■ TASK STATEMENT:
Go through the records and copy each line where the word "strong" occurs.

■ MATERIAL PROVIDED:
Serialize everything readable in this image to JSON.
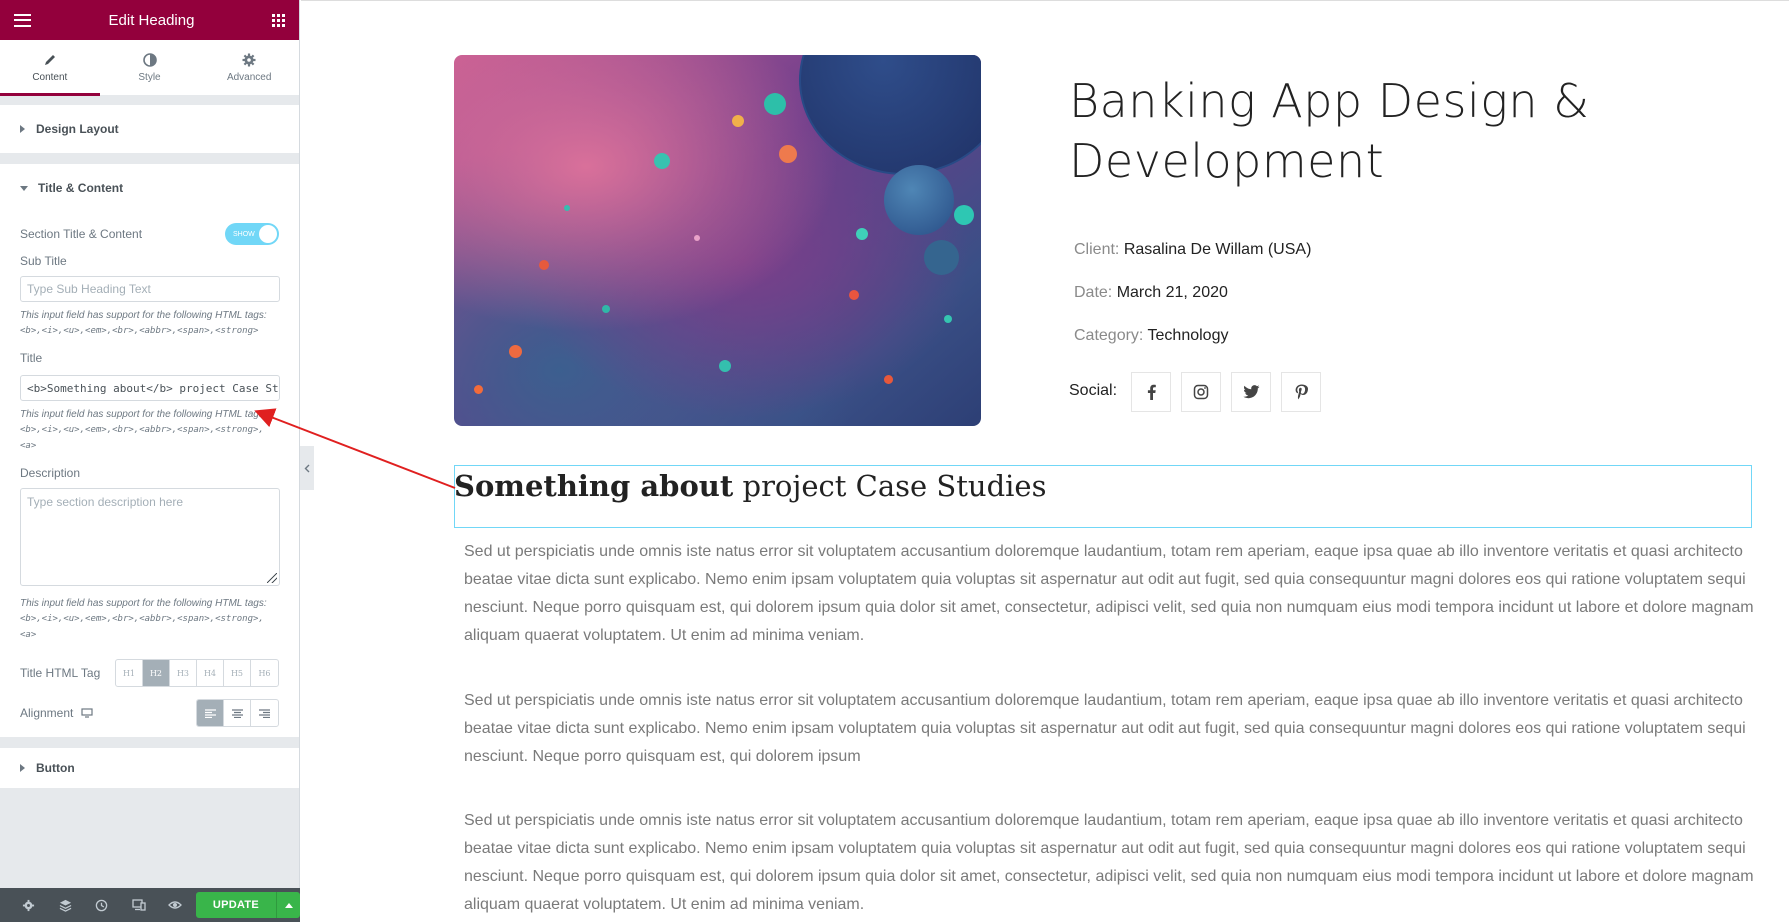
{
  "editor": {
    "title": "Edit Heading",
    "tabs": [
      {
        "label": "Content"
      },
      {
        "label": "Style"
      },
      {
        "label": "Advanced"
      }
    ],
    "sections": {
      "design_layout": "Design Layout",
      "title_content": "Title & Content",
      "button": "Button"
    },
    "controls": {
      "section_toggle_label": "Section Title & Content",
      "section_toggle_value": "SHOW",
      "subtitle_label": "Sub Title",
      "subtitle_placeholder": "Type Sub Heading Text",
      "help_prefix": "This input field has support for the following HTML tags:",
      "subtitle_tags": "<b>,<i>,<u>,<em>,<br>,<abbr>,<span>,<strong>",
      "title_label": "Title",
      "title_value": "<b>Something about</b> project  Case Stu",
      "title_tags": "<b>,<i>,<u>,<em>,<br>,<abbr>,<span>,<strong>,<a>",
      "description_label": "Description",
      "description_placeholder": "Type section description here",
      "description_tags": "<b>,<i>,<u>,<em>,<br>,<abbr>,<span>,<strong>,<a>",
      "html_tag_label": "Title HTML Tag",
      "html_tags": [
        "H1",
        "H2",
        "H3",
        "H4",
        "H5",
        "H6"
      ],
      "html_tag_selected": "H2",
      "alignment_label": "Alignment",
      "alignment_selected": "left"
    },
    "footer": {
      "update_label": "UPDATE"
    }
  },
  "page": {
    "project_title": "Banking App Design & Development",
    "meta": [
      {
        "key": "Client:",
        "value": "Rasalina De Willam (USA)"
      },
      {
        "key": "Date:",
        "value": "March 21, 2020"
      },
      {
        "key": "Category:",
        "value": "Technology"
      }
    ],
    "social_label": "Social:",
    "social_icons": [
      "facebook-icon",
      "instagram-icon",
      "twitter-icon",
      "pinterest-icon"
    ],
    "heading_bold": "Something about",
    "heading_rest": " project Case Studies",
    "paragraphs": [
      "Sed ut perspiciatis unde omnis iste natus error sit voluptatem accusantium doloremque laudantium, totam rem aperiam, eaque ipsa quae ab illo inventore veritatis et quasi architecto beatae vitae dicta sunt explicabo. Nemo enim ipsam voluptatem quia voluptas sit aspernatur aut odit aut fugit, sed quia consequuntur magni dolores eos qui ratione voluptatem sequi nesciunt. Neque porro quisquam est, qui dolorem ipsum quia dolor sit amet, consectetur, adipisci velit, sed quia non numquam eius modi tempora incidunt ut labore et dolore magnam aliquam quaerat voluptatem. Ut enim ad minima veniam.",
      "Sed ut perspiciatis unde omnis iste natus error sit voluptatem accusantium doloremque laudantium, totam rem aperiam, eaque ipsa quae ab illo inventore veritatis et quasi architecto beatae vitae dicta sunt explicabo. Nemo enim ipsam voluptatem quia voluptas sit aspernatur aut odit aut fugit, sed quia consequuntur magni dolores eos qui ratione voluptatem sequi nesciunt. Neque porro quisquam est, qui dolorem ipsum",
      "Sed ut perspiciatis unde omnis iste natus error sit voluptatem accusantium doloremque laudantium, totam rem aperiam, eaque ipsa quae ab illo inventore veritatis et quasi architecto beatae vitae dicta sunt explicabo. Nemo enim ipsam voluptatem quia voluptas sit aspernatur aut odit aut fugit, sed quia consequuntur magni dolores eos qui ratione voluptatem sequi nesciunt. Neque porro quisquam est, qui dolorem ipsum quia dolor sit amet, consectetur, adipisci velit, sed quia non numquam eius modi tempora incidunt ut labore et dolore magnam aliquam quaerat voluptatem. Ut enim ad minima veniam."
    ]
  },
  "colors": {
    "brand": "#93003c",
    "update_green": "#39b54a",
    "toggle_on": "#71d7f7",
    "annotation_arrow": "#e02020"
  }
}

■ TASK SOLUTION:
      "subtitle_tags": "<b>,<i>,<u>,<em>,<br>,<abbr>,<span>,<strong>",
      "title_tags": "<b>,<i>,<u>,<em>,<br>,<abbr>,<span>,<strong>,<a>",
      "description_tags": "<b>,<i>,<u>,<em>,<br>,<abbr>,<span>,<strong>,<a>",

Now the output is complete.